Which lines below hold the word "适用对象"? Report each one.

**STORED RECORDS**
• • •

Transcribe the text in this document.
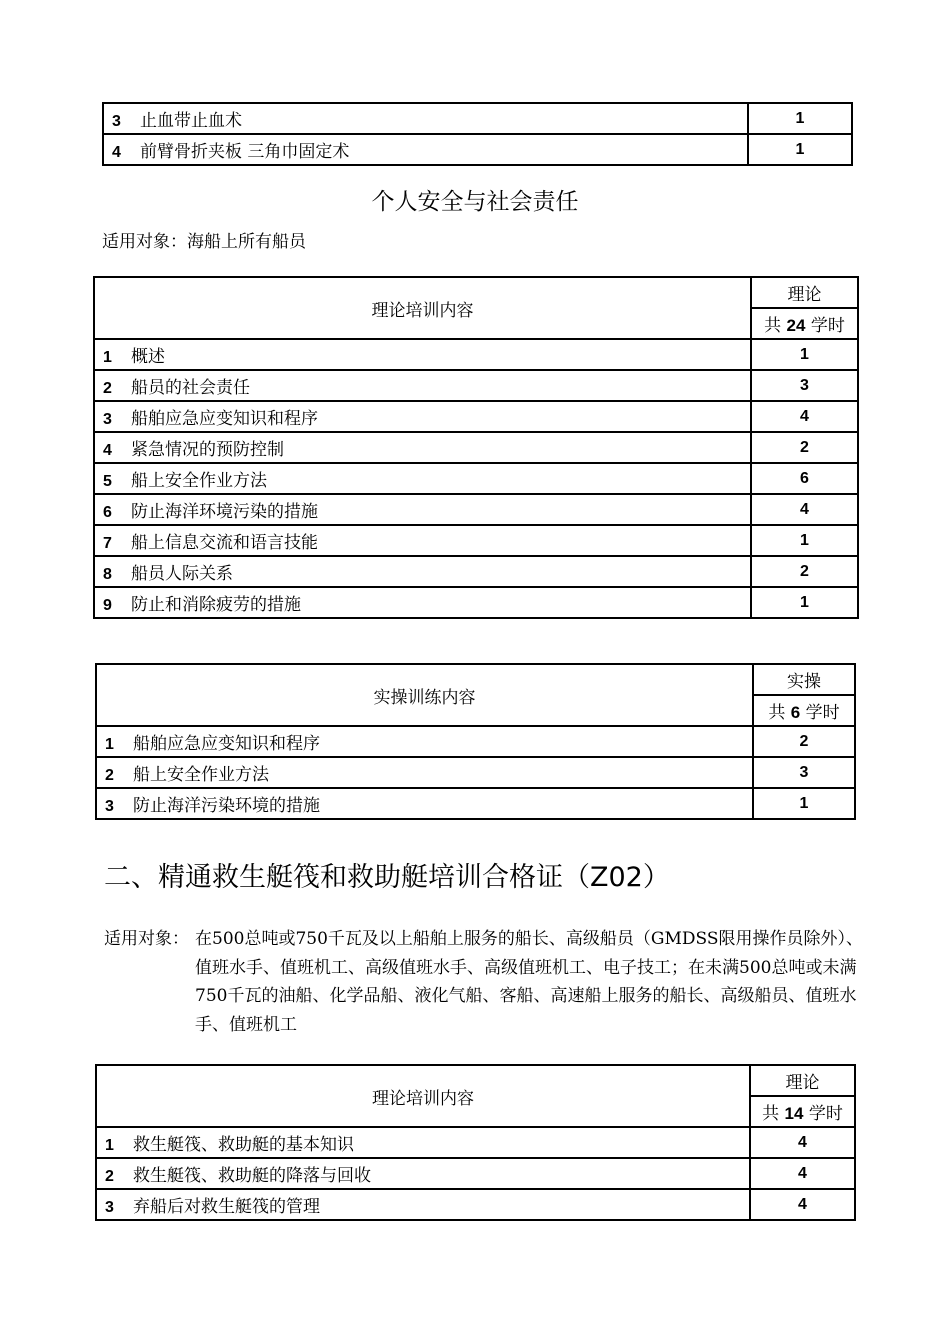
3 止血带止血术	1
4 前臂骨折夹板 三角巾固定术	1
个人安全与社会责任
适用对象：海船上所有船员
理论培训内容	理论
	共 24 学时
1 概述	1
2 船员的社会责任	3
3 船舶应急应变知识和程序	4
4 紧急情况的预防控制	2
5 船上安全作业方法	6
6 防止海洋环境污染的措施	4
7 船上信息交流和语言技能	1
8 船员人际关系	2
9 防止和消除疲劳的措施	1
实操训练内容	实操
	共 6 学时
1 船舶应急应变知识和程序	2
2 船上安全作业方法	3
3 防止海洋污染环境的措施	1
二、精通救生艇筏和救助艇培训合格证（Z02）
适用对象： 在500总吨或750千瓦及以上船舶上服务的船长、高级船员（GMDSS限用操作员除外）、值班水手、值班机工、高级值班水手、高级值班机工、电子技工；在未满500总吨或未满750千瓦的油船、化学品船、液化气船、客船、高速船上服务的船长、高级船员、值班水手、值班机工
理论培训内容	理论
	共 14 学时
1 救生艇筏、救助艇的基本知识	4
2 救生艇筏、救助艇的降落与回收	4
3 弃船后对救生艇筏的管理	4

• • •

**FINISHED ANSWER**
适用对象：海船上所有船员
适用对象： 在500总吨或750千瓦及以上船舶上服务的船长、高级船员（GMDSS限用操作员除外）、值班水手、值班机工、高级值班水手、高级值班机工、电子技工；在未满500总吨或未满750千瓦的油船、化学品船、液化气船、客船、高速船上服务的船长、高级船员、值班水手、值班机工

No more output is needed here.